*Objective*
Print the listing that follows, character for character.

[START The records]

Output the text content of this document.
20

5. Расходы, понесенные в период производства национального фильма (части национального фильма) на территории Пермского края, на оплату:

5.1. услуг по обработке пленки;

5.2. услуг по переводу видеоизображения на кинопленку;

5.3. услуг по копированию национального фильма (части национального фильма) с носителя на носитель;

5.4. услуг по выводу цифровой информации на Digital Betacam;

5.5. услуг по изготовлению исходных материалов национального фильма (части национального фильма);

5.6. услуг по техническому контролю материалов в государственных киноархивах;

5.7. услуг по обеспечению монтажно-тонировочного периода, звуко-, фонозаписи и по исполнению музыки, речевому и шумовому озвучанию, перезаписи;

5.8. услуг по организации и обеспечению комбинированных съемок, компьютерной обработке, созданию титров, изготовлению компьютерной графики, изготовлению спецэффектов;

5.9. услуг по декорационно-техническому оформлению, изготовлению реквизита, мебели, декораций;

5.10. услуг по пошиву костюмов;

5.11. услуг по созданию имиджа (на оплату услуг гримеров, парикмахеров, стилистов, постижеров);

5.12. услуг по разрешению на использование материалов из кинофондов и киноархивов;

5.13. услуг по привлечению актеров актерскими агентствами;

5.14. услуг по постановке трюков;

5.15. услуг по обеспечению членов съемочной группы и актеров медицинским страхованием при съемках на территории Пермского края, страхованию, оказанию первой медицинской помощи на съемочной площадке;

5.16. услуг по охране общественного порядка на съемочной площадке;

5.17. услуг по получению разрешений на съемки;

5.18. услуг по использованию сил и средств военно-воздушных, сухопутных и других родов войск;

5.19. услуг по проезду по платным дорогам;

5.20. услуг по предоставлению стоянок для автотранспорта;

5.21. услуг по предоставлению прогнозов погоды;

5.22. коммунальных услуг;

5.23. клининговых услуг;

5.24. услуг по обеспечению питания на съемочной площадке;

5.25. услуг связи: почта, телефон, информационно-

[END The records]

*Response for this exercise*
Output the text content of this document.
20

5. Расходы, понесенные в период производства национального фильма (части национального фильма) на территории Пермского края, на оплату:

5.1. услуг по обработке пленки;

5.2. услуг по переводу видеоизображения на кинопленку;

5.3. услуг по копированию национального фильма (части национального фильма) с носителя на носитель;

5.4. услуг по выводу цифровой информации на Digital Betacam;

5.5. услуг по изготовлению исходных материалов национального фильма (части национального фильма);

5.6. услуг по техническому контролю материалов в государственных киноархивах;

5.7. услуг по обеспечению монтажно-тонировочного периода, звуко-, фонозаписи и по исполнению музыки, речевому и шумовому озвучанию, перезаписи;

5.8. услуг по организации и обеспечению комбинированных съемок, компьютерной обработке, созданию титров, изготовлению компьютерной графики, изготовлению спецэффектов;

5.9. услуг по декорационно-техническому оформлению, изготовлению реквизита, мебели, декораций;

5.10. услуг по пошиву костюмов;

5.11. услуг по созданию имиджа (на оплату услуг гримеров, парикмахеров, стилистов, постижеров);

5.12. услуг по разрешению на использование материалов из кинофондов и киноархивов;

5.13. услуг по привлечению актеров актерскими агентствами;

5.14. услуг по постановке трюков;

5.15. услуг по обеспечению членов съемочной группы и актеров медицинским страхованием при съемках на территории Пермского края, страхованию, оказанию первой медицинской помощи на съемочной площадке;

5.16. услуг по охране общественного порядка на съемочной площадке;

5.17. услуг по получению разрешений на съемки;

5.18. услуг по использованию сил и средств военно-воздушных, сухопутных и других родов войск;

5.19. услуг по проезду по платным дорогам;

5.20. услуг по предоставлению стоянок для автотранспорта;

5.21. услуг по предоставлению прогнозов погоды;

5.22. коммунальных услуг;

5.23. клининговых услуг;

5.24. услуг по обеспечению питания на съемочной площадке;

5.25. услуг связи: почта, телефон, информационно-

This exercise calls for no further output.